▶ _Challenge_:
Only the number is wanted: count the lines that include the word "Wavelet".

▶ _Provided data_:
__________________________________________________
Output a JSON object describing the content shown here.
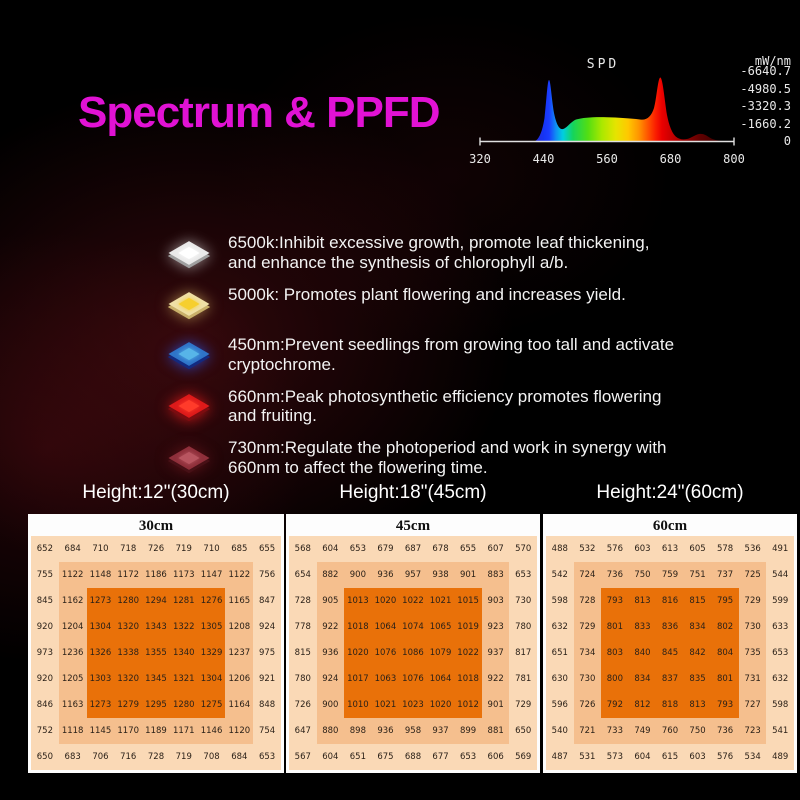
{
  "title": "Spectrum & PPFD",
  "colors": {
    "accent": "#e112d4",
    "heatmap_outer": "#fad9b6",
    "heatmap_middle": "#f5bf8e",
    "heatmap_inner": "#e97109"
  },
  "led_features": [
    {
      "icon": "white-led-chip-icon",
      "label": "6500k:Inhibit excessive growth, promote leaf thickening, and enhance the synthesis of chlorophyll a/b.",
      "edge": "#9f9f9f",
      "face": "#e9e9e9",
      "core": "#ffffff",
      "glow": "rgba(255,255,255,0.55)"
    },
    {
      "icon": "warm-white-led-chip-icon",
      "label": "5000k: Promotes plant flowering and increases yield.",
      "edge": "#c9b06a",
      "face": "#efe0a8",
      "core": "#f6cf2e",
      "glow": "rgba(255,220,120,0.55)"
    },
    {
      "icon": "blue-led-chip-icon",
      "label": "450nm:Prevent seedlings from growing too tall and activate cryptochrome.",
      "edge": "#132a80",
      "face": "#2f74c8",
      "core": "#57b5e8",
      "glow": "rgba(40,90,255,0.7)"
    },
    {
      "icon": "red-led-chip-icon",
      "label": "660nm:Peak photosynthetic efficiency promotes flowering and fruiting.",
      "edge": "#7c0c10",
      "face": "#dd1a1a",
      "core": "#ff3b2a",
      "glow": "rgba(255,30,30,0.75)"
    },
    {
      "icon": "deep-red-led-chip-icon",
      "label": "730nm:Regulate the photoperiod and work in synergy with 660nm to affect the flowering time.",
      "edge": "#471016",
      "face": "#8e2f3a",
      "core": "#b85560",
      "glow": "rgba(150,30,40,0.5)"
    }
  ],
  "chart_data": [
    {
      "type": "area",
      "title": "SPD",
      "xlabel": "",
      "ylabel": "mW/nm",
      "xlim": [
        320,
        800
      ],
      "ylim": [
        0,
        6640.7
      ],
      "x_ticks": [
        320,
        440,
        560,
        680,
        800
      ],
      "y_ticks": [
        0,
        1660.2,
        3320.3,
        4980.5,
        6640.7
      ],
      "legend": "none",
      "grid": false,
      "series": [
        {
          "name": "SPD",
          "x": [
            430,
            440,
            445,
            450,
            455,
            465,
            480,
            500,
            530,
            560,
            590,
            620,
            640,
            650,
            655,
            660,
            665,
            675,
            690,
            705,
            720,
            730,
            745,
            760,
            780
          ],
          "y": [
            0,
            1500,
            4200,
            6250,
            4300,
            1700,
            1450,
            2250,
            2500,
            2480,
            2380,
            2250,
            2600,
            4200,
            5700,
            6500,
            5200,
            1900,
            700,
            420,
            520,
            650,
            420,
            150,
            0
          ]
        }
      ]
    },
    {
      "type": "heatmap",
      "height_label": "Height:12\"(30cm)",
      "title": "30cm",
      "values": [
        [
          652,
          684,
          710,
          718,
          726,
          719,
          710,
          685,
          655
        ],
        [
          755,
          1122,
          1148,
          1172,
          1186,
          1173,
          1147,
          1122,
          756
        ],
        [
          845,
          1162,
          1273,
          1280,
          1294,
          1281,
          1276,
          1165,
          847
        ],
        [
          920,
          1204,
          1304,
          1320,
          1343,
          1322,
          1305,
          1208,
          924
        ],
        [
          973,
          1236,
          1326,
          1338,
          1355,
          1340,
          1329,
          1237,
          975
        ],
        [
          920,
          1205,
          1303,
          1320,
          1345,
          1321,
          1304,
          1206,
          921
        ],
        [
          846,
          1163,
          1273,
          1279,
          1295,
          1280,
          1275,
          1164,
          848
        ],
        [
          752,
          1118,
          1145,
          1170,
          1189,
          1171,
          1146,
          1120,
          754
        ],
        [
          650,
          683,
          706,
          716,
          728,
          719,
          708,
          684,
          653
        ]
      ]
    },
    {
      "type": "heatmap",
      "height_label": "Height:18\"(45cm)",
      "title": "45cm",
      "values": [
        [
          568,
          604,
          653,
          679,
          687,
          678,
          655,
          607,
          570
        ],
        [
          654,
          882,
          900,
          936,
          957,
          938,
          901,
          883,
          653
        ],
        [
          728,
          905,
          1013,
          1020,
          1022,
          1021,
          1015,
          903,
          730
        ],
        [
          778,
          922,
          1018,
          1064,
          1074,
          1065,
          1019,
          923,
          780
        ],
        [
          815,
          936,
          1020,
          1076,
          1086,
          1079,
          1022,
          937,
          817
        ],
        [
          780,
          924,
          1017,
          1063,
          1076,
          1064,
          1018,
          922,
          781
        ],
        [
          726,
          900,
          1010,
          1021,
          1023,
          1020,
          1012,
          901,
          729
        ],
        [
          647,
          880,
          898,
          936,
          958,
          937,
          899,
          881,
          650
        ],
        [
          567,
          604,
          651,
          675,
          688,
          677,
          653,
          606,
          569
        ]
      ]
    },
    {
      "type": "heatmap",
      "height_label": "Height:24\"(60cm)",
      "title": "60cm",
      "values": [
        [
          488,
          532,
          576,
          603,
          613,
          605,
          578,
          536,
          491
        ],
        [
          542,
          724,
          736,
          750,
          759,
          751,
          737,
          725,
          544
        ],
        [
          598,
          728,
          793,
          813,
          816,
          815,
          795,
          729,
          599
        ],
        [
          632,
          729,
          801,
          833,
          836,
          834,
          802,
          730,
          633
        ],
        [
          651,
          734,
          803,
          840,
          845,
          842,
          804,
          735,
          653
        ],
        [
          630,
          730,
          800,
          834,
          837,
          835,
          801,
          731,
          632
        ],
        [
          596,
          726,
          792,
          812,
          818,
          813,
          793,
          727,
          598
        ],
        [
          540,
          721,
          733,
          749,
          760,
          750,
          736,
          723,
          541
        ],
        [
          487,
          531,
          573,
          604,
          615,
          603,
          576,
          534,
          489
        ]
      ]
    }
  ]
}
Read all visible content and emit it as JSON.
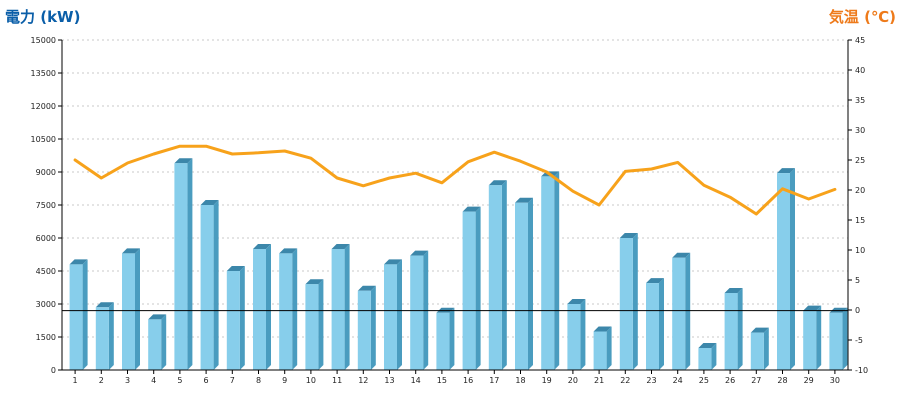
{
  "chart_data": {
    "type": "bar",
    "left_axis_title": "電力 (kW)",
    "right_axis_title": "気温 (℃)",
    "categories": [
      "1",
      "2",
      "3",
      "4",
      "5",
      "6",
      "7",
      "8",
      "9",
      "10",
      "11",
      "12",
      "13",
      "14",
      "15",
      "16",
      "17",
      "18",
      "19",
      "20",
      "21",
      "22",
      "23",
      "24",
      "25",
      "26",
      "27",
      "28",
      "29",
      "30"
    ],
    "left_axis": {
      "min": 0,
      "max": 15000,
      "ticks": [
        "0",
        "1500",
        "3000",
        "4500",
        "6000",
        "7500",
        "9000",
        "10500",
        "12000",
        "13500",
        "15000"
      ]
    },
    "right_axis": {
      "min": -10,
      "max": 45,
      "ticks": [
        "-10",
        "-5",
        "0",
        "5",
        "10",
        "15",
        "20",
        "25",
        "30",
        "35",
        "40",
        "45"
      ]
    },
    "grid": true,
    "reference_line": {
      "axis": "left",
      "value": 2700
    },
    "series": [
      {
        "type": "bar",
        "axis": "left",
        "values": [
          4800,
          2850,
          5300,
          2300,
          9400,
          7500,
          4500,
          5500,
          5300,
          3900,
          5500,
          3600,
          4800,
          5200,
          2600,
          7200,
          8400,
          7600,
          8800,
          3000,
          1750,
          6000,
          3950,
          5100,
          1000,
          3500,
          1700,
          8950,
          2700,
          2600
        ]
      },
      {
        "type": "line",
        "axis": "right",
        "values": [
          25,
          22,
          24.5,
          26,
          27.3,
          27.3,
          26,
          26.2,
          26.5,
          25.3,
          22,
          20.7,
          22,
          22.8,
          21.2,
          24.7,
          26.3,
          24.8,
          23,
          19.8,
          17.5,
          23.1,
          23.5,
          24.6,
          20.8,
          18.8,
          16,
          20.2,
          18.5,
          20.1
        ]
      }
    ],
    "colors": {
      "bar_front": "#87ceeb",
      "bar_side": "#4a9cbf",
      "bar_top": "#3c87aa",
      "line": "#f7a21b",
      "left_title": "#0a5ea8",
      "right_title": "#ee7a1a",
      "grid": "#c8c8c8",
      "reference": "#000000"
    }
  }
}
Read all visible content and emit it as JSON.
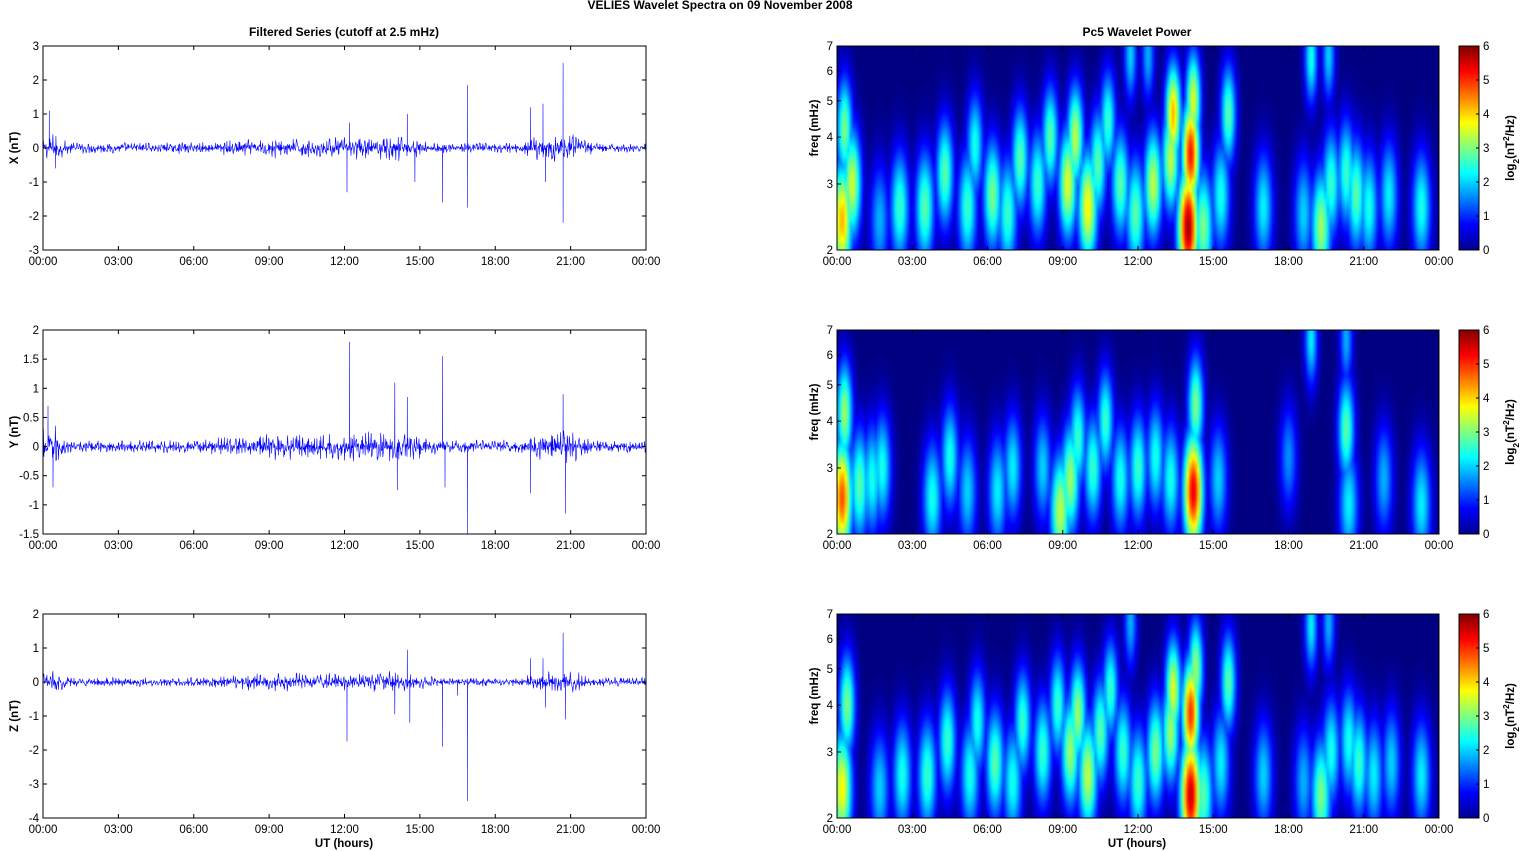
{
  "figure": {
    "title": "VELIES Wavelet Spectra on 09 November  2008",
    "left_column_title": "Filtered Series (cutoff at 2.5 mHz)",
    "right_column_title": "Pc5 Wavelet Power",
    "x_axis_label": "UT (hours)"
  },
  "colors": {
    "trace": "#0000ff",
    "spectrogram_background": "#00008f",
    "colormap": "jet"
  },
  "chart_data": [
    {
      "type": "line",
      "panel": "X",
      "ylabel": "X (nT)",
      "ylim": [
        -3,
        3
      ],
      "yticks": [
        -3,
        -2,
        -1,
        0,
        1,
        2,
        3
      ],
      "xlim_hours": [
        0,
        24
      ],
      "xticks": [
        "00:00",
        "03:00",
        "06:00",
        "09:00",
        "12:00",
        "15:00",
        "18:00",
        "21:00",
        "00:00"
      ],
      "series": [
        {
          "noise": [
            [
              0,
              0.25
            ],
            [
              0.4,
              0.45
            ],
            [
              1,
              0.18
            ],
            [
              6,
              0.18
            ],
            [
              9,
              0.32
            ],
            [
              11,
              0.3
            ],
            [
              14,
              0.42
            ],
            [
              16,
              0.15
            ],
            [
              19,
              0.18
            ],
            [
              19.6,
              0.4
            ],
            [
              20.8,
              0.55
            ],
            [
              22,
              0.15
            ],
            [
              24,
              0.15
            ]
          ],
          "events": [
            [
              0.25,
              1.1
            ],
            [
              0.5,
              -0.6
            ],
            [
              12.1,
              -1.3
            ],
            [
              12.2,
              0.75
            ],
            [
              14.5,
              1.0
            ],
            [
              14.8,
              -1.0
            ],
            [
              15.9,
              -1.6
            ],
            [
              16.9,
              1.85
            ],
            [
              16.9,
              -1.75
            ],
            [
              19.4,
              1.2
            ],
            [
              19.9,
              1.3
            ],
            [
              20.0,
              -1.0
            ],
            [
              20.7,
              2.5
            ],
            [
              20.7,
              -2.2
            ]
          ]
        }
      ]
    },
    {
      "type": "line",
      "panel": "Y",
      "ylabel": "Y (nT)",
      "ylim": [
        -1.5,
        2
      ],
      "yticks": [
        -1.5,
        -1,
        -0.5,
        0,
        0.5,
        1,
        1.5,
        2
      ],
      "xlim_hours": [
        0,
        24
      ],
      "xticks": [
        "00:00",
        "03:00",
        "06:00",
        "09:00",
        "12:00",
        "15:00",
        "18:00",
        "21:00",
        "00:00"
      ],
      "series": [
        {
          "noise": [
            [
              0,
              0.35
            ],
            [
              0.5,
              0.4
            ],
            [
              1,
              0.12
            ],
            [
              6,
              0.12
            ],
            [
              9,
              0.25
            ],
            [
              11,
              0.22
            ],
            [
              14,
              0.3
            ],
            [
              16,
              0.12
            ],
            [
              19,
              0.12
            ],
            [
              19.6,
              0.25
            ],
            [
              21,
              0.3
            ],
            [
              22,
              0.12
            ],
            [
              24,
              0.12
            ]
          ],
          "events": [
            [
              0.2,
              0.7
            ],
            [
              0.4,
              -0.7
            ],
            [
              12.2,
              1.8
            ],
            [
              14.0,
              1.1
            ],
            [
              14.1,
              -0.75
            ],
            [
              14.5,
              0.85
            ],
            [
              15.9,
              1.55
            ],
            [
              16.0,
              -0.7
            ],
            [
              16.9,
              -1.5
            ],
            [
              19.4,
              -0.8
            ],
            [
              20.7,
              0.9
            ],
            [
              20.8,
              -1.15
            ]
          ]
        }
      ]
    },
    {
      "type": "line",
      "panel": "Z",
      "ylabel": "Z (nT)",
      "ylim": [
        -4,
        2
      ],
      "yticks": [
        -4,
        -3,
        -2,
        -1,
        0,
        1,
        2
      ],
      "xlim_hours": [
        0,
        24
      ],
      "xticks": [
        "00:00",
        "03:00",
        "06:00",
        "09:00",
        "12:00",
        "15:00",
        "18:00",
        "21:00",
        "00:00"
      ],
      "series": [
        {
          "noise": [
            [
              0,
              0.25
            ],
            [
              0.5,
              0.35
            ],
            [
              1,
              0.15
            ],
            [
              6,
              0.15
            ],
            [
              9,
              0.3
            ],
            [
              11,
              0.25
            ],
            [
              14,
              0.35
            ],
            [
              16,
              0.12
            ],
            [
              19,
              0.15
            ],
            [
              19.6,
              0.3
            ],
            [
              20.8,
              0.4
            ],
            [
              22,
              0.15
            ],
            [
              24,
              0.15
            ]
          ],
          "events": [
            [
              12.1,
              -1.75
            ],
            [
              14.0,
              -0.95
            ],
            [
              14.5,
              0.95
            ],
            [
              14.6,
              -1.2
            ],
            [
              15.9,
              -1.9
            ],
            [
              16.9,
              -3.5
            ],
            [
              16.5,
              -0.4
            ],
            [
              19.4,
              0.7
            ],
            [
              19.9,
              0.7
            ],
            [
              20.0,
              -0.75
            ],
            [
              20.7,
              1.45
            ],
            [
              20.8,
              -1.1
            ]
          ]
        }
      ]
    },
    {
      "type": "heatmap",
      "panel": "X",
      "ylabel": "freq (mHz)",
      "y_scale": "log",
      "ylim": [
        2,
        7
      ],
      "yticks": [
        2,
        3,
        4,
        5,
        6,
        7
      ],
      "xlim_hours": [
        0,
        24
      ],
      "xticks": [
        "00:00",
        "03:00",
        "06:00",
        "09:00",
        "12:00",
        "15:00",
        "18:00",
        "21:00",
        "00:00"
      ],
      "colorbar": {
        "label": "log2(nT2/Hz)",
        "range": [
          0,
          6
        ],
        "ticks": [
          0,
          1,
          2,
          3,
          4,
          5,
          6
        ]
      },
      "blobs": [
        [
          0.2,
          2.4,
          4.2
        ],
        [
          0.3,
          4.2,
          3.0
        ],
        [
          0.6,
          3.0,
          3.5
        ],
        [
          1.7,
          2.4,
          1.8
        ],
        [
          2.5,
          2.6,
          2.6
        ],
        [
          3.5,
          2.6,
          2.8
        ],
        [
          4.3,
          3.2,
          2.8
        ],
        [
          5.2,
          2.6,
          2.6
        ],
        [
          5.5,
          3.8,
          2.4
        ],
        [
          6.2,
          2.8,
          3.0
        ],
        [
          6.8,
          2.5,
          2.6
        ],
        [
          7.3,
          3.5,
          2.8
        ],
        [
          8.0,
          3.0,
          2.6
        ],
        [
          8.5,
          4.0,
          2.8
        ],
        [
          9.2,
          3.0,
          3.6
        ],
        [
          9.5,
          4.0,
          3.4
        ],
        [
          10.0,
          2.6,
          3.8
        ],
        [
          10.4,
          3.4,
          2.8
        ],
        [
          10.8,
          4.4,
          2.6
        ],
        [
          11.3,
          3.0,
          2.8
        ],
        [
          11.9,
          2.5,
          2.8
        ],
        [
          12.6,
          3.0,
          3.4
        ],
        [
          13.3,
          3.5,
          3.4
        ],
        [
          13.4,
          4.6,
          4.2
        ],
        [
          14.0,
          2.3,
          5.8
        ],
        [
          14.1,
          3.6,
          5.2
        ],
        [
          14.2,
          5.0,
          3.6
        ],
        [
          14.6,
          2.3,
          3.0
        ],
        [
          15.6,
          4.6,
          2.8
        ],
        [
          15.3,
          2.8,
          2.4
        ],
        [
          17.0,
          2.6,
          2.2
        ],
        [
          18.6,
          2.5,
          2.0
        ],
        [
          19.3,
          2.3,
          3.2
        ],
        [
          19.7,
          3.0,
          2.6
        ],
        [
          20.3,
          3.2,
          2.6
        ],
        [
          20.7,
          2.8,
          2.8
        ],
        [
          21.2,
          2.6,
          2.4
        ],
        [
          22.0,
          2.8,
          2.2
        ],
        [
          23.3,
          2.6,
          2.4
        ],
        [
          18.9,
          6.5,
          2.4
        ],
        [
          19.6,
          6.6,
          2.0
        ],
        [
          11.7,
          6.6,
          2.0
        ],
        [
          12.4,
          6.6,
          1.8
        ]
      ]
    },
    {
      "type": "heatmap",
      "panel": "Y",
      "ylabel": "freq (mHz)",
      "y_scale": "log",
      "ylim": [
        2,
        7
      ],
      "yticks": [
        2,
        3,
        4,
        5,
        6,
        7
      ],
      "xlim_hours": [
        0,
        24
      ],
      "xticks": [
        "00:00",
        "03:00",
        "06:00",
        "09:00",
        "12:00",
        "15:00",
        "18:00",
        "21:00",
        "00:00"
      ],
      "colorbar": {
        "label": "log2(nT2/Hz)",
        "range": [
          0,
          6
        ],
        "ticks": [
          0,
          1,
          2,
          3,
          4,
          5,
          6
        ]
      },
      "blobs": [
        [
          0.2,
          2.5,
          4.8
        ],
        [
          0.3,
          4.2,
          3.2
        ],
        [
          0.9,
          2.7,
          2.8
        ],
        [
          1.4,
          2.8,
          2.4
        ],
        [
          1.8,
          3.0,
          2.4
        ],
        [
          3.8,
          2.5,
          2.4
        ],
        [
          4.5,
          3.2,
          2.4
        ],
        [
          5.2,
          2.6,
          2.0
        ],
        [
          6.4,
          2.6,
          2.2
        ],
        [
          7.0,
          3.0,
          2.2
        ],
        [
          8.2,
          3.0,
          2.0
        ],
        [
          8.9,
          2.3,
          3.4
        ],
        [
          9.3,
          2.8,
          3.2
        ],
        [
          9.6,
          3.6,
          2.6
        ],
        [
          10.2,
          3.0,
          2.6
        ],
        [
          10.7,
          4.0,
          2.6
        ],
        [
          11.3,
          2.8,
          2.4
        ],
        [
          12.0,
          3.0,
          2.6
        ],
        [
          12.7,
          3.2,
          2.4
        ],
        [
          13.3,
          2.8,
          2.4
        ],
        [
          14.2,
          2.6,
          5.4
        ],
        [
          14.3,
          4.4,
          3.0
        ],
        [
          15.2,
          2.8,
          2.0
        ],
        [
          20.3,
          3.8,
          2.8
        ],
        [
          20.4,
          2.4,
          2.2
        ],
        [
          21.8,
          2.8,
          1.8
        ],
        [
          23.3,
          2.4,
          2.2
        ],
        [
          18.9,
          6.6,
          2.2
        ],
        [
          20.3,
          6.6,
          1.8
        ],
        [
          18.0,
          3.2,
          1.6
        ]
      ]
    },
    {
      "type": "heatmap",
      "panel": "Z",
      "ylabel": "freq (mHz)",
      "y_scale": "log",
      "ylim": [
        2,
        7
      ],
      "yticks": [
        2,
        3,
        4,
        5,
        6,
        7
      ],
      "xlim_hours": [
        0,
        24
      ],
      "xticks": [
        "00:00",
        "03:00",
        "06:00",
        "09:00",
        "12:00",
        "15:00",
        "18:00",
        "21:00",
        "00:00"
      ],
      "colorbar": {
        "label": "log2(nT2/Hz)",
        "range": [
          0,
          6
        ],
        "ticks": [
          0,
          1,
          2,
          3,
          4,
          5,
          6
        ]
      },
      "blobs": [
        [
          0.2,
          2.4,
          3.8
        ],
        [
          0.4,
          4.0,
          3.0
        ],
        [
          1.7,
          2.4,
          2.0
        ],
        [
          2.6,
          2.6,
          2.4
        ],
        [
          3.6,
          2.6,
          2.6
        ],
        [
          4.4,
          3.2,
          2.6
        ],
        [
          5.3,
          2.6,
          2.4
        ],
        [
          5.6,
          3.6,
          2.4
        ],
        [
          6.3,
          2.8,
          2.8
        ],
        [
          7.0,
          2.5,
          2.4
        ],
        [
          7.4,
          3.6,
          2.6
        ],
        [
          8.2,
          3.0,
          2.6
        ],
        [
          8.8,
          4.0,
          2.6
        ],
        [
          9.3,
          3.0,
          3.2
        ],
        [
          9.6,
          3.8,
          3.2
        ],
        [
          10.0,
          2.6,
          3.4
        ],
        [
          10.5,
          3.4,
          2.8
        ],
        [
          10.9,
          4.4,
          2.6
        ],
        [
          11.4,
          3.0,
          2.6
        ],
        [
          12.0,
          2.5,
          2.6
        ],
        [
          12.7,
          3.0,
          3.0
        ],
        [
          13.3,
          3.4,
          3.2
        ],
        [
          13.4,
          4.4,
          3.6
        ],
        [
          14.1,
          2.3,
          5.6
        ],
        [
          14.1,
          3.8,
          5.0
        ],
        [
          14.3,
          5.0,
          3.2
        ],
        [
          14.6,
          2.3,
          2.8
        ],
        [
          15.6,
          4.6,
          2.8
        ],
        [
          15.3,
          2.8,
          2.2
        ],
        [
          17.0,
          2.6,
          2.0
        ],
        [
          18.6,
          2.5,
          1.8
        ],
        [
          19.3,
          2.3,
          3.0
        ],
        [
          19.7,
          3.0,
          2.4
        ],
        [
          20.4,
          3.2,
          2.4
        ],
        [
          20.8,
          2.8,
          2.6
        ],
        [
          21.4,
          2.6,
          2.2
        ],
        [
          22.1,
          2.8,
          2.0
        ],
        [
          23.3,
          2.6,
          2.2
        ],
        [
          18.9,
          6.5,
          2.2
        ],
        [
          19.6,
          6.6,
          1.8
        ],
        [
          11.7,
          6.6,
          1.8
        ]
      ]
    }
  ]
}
__________________________________________________
▶ _Written solution_:
2